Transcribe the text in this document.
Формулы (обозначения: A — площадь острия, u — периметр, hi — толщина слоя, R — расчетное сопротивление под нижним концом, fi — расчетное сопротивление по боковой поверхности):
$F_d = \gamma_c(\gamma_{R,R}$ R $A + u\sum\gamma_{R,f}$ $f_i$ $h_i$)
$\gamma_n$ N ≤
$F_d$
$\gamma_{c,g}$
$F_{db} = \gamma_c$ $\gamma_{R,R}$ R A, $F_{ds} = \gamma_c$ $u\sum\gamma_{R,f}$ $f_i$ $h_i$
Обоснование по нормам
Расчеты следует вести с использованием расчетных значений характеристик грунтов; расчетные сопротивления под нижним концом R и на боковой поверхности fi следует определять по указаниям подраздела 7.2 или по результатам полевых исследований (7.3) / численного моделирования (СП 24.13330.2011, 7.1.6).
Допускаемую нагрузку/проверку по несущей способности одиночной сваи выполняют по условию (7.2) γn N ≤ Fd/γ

* **Set task**: Check every line for "боковой" and show the ones that have it.

* **Expected answer**:
Формулы (обозначения: A — площадь острия, u — периметр, hi — толщина слоя, R — расчетное сопротивление под нижним концом, fi — расчетное сопротивление по боковой поверхности):
Расчеты следует вести с использованием расчетных значений характеристик грунтов; расчетные сопротивления под нижним концом R и на боковой поверхности fi следует определять по указаниям подраздела 7.2 или по результатам полевых исследований (7.3) / численного моделирования (СП 24.13330.2011, 7.1.6).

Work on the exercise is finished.